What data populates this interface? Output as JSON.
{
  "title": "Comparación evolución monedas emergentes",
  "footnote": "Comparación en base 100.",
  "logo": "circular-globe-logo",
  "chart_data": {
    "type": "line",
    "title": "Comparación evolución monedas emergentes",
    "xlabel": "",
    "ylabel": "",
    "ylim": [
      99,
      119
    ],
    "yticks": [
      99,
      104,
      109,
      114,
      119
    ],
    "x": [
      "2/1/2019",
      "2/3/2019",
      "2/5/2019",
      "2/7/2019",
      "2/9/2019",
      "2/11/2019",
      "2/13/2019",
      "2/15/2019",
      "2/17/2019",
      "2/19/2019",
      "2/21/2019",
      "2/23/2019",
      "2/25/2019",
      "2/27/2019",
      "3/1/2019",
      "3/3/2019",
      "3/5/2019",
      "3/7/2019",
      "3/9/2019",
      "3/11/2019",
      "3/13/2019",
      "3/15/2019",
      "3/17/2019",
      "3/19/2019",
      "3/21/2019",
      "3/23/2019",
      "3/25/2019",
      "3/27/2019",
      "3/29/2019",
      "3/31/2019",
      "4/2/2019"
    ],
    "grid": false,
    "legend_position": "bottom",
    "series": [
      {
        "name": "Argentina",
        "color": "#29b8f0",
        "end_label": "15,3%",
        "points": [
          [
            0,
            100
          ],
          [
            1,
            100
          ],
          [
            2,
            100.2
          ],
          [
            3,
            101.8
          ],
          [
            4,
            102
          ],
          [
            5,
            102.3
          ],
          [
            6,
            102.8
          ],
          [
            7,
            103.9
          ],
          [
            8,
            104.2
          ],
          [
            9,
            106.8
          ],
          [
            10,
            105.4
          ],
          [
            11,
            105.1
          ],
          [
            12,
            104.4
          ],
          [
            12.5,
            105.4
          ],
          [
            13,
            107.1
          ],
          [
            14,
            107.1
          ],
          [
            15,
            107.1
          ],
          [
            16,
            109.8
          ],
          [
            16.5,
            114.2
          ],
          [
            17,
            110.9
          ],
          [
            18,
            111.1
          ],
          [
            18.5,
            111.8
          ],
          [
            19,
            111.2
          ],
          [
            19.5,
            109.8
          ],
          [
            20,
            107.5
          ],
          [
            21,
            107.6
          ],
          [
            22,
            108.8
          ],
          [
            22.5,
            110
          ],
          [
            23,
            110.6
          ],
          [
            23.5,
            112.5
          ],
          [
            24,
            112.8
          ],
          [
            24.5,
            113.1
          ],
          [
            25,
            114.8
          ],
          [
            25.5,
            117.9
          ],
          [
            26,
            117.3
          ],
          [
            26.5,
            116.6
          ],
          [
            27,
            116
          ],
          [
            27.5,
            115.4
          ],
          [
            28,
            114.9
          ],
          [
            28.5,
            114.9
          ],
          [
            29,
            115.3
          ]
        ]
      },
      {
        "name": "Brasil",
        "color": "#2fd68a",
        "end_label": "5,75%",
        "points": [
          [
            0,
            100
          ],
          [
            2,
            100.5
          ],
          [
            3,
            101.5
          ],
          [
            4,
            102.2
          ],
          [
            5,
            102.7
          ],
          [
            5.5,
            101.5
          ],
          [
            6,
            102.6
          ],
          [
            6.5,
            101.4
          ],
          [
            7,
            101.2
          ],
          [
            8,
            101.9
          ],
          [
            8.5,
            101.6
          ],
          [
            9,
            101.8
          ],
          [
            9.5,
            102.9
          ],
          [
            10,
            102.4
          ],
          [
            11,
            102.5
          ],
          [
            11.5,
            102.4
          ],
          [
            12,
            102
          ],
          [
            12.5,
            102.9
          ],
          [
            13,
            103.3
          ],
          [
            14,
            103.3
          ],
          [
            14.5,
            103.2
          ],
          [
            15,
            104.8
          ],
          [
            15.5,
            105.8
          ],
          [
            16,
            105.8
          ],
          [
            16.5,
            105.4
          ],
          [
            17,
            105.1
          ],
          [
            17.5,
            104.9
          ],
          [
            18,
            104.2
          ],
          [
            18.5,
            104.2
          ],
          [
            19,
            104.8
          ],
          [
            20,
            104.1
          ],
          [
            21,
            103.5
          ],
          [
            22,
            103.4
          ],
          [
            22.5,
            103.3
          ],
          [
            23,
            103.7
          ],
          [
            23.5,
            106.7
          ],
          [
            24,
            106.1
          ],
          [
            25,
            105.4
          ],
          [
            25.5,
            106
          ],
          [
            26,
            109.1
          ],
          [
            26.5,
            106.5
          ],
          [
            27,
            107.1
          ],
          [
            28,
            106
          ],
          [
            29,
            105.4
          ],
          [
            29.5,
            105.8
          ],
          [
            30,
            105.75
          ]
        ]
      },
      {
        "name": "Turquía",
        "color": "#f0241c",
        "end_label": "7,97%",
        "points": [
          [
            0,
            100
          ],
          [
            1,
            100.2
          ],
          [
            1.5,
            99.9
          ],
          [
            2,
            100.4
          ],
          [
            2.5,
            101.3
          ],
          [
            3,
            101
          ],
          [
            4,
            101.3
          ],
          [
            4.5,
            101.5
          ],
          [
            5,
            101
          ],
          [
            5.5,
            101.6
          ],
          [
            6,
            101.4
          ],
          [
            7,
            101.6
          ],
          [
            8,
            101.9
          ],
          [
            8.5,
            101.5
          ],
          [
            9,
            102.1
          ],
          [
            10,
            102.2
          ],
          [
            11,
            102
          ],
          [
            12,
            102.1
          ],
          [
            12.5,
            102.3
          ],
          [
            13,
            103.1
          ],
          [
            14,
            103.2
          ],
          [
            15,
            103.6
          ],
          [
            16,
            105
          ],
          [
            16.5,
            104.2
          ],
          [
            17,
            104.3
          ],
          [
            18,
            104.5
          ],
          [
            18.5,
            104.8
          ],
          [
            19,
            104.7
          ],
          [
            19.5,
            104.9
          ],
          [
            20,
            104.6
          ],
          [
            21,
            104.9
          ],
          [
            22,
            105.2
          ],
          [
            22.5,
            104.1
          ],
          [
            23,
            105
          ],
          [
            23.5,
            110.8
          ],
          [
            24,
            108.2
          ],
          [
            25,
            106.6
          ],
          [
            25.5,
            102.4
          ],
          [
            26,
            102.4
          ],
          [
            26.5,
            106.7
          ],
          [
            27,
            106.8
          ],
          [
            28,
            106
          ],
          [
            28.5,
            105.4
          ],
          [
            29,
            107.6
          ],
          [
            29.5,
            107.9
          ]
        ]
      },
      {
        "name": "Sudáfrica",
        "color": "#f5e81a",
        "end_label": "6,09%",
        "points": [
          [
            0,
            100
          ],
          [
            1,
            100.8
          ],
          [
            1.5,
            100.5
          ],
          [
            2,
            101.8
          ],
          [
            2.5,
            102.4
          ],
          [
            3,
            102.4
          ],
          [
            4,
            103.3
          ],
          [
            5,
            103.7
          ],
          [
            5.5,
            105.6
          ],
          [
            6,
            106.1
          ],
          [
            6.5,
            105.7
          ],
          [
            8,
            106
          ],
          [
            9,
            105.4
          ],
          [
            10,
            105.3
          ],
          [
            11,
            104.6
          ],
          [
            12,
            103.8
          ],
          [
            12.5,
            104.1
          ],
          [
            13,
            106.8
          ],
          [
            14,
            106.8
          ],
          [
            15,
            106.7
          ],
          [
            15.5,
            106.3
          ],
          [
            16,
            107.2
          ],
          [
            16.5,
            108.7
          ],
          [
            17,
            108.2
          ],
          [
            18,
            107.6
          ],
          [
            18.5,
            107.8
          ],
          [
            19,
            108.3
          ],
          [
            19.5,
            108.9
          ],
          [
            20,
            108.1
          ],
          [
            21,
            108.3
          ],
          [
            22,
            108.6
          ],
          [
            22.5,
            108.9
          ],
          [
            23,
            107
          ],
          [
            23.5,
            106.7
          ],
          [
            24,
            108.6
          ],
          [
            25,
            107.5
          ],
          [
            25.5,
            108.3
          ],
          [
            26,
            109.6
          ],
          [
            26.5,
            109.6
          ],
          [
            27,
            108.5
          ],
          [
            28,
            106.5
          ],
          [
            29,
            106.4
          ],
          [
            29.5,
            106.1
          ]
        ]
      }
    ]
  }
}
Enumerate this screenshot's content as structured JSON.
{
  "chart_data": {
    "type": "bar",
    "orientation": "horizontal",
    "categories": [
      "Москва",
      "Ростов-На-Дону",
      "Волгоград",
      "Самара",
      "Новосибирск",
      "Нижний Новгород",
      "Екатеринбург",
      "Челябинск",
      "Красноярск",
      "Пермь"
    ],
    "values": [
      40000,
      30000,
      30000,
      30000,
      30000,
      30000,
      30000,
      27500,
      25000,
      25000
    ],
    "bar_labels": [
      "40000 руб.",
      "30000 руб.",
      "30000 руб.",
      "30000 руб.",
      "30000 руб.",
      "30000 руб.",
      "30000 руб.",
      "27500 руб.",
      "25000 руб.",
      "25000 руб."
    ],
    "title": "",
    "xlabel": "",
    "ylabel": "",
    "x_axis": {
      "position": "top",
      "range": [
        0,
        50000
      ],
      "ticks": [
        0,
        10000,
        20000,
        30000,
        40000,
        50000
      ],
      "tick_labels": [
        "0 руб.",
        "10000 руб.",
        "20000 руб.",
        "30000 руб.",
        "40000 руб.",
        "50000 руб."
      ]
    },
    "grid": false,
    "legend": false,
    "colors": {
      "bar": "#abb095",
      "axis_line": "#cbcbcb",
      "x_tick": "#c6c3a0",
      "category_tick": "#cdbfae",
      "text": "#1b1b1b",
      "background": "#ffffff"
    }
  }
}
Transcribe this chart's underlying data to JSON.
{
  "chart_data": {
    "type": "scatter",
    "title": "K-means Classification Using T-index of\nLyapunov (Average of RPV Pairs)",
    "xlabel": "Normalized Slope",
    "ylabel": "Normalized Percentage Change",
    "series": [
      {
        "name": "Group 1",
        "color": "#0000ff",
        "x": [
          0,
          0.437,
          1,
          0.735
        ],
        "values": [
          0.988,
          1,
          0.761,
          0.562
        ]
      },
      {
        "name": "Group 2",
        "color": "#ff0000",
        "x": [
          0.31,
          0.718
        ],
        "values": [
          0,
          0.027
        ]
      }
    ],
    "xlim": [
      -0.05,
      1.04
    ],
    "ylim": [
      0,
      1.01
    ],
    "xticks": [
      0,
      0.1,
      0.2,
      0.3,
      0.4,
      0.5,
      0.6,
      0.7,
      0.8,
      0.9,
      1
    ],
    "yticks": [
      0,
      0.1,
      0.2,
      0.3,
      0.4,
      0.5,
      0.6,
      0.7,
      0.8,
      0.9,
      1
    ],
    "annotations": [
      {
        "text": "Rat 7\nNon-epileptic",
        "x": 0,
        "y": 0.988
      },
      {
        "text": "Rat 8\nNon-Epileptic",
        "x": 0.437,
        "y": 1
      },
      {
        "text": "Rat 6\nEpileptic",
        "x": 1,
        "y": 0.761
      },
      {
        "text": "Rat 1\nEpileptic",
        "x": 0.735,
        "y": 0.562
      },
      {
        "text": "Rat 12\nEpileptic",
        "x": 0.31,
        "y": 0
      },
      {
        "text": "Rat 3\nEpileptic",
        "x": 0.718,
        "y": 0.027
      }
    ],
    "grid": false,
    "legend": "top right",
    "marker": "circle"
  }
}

## GIVEN REQUEST
Extract every line containing the string "text" from the data above.

## EXERCISE RESULT
      "text": "#1b1b1b",
        "text": "Rat 7\nNon-epileptic",
        "text": "Rat 8\nNon-Epileptic",
        "text": "Rat 6\nEpileptic",
        "text": "Rat 1\nEpileptic",
        "text": "Rat 12\nEpileptic",
        "text": "Rat 3\nEpileptic",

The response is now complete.